What the exercise asks: Pick out the lines containing "detached".

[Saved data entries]
-----
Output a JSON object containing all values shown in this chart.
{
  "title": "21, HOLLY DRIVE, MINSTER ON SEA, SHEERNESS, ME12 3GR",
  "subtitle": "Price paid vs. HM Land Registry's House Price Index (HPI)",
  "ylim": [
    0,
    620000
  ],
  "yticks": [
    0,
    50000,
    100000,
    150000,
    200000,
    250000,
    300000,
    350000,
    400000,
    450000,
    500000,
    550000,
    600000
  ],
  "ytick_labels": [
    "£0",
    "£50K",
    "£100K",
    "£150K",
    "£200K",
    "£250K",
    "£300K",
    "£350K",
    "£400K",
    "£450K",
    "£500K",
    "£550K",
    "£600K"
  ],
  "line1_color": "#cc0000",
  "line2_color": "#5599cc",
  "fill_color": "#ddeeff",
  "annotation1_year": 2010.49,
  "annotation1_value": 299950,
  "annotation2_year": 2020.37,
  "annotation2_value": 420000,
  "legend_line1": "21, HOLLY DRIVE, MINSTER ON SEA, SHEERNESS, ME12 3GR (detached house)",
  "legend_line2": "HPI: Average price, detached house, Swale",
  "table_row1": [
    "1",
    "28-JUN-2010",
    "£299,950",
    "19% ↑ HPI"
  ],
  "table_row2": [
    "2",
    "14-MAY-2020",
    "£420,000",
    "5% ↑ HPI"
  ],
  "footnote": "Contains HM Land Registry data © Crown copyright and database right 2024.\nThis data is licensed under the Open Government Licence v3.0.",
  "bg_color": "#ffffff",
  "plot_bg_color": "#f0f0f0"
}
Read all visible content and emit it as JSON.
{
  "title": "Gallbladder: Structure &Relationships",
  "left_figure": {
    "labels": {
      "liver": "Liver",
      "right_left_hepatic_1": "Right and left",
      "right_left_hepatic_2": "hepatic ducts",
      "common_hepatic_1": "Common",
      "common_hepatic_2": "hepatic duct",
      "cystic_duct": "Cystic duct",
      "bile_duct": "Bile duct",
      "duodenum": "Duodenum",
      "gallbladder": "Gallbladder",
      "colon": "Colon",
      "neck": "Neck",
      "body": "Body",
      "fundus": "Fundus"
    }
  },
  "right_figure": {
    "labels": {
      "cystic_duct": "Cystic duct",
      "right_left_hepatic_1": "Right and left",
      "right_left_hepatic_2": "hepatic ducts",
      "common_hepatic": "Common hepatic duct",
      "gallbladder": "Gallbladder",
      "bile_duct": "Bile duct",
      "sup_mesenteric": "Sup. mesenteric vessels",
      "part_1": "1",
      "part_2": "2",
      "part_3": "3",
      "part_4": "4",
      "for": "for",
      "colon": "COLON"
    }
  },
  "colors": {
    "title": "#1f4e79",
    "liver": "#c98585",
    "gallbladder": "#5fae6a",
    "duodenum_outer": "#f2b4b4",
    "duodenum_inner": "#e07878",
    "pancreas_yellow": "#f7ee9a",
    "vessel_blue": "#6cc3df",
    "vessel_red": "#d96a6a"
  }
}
-----
Answer in full:
  "legend_line1": "21, HOLLY DRIVE, MINSTER ON SEA, SHEERNESS, ME12 3GR (detached house)",
  "legend_line2": "HPI: Average price, detached house, Swale",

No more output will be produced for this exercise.